Exercise:
Copy each line below that includes "visits".

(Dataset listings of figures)
****************************************

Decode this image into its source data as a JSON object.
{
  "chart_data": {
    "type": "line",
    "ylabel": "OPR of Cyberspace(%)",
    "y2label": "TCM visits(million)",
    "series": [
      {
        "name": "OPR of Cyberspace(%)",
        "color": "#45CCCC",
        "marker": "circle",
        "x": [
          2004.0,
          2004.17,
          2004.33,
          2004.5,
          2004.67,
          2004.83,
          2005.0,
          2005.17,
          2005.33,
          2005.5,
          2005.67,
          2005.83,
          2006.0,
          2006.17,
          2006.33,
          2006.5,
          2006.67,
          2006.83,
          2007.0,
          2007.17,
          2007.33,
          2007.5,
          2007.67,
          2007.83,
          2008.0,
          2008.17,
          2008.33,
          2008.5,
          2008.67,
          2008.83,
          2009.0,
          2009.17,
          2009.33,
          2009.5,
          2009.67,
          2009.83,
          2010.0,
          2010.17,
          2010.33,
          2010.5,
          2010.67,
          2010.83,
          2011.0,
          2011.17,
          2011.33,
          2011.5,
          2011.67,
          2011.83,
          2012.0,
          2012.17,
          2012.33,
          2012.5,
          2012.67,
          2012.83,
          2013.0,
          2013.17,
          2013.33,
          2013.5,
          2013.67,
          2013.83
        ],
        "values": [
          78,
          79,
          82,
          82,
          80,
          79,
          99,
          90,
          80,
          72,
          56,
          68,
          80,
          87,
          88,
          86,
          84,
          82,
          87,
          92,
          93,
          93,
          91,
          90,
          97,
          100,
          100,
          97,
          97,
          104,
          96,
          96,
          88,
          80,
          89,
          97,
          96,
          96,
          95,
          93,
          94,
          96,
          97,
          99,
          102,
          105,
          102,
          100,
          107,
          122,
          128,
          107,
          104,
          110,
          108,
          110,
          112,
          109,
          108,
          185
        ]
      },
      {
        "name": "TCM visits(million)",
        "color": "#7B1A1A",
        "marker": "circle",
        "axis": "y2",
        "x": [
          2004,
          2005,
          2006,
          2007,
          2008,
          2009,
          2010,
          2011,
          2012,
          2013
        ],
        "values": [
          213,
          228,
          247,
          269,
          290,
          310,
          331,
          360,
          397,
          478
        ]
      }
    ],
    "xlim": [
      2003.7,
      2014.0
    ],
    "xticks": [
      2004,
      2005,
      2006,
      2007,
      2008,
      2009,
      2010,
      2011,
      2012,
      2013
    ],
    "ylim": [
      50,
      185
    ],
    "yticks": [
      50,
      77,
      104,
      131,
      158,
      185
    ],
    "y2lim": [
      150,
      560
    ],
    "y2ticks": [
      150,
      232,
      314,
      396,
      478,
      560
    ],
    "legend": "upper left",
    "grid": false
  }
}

****************************************

Output below:
    "y2label": "TCM visits(million)",
        "name": "TCM visits(million)",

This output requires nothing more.